◆ **To be done**
State how many lines hold the string "JSON". Give the number and nothing else.

◆ **Given entries**
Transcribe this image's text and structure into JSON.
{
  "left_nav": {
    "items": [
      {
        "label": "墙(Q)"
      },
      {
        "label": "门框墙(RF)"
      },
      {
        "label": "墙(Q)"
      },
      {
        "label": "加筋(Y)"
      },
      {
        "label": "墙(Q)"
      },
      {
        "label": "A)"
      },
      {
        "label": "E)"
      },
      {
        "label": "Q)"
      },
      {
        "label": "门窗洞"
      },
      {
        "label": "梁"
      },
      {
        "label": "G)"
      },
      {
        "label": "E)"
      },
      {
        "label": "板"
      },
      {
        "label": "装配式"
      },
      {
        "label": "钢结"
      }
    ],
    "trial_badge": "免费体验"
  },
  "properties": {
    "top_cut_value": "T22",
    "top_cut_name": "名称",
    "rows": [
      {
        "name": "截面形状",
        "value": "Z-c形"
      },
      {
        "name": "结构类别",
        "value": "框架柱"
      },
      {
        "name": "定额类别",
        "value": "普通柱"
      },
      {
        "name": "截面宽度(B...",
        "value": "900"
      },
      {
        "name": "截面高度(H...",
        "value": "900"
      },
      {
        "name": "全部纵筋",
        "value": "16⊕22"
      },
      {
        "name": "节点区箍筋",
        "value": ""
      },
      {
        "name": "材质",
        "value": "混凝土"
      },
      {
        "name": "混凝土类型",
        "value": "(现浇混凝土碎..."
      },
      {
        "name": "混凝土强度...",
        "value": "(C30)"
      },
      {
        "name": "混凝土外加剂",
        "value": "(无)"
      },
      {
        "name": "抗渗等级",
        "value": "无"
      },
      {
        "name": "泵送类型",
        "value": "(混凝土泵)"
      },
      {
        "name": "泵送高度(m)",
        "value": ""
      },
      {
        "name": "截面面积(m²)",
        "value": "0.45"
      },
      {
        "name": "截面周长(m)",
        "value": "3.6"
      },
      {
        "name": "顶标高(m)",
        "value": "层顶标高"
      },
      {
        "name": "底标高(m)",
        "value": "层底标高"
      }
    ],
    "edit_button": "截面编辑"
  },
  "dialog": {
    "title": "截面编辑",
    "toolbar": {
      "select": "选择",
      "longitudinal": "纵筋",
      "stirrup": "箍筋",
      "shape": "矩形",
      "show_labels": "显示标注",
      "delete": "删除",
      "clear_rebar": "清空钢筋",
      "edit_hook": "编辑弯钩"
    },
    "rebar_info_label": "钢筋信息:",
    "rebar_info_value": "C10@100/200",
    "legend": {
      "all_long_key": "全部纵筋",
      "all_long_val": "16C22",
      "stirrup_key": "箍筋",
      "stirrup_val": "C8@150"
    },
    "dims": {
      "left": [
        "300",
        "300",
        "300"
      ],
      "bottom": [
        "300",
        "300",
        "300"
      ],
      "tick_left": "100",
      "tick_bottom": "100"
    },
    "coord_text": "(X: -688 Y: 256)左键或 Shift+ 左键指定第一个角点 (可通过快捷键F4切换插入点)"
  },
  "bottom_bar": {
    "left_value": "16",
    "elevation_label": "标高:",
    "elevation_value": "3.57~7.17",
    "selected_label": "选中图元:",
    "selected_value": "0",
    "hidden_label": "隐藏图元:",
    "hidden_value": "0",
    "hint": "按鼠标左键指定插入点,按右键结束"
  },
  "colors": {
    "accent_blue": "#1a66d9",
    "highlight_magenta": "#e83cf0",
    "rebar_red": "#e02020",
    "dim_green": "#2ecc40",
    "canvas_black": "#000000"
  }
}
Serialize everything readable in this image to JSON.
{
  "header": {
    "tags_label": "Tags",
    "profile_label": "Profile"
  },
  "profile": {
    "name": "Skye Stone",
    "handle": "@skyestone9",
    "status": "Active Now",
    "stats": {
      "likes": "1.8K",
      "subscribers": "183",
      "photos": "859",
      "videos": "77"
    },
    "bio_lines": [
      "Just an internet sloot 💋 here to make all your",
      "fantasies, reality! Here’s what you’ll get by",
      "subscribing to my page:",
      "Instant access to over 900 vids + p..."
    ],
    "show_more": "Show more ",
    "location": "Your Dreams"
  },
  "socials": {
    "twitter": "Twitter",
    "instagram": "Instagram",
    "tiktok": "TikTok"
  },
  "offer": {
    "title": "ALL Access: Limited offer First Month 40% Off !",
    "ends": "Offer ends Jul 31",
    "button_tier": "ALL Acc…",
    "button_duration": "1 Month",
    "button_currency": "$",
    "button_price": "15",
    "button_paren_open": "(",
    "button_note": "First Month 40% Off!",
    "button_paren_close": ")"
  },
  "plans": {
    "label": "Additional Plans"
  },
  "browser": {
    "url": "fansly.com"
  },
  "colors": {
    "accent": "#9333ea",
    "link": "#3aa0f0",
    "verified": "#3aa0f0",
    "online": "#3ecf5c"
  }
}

◆ **Written response**
2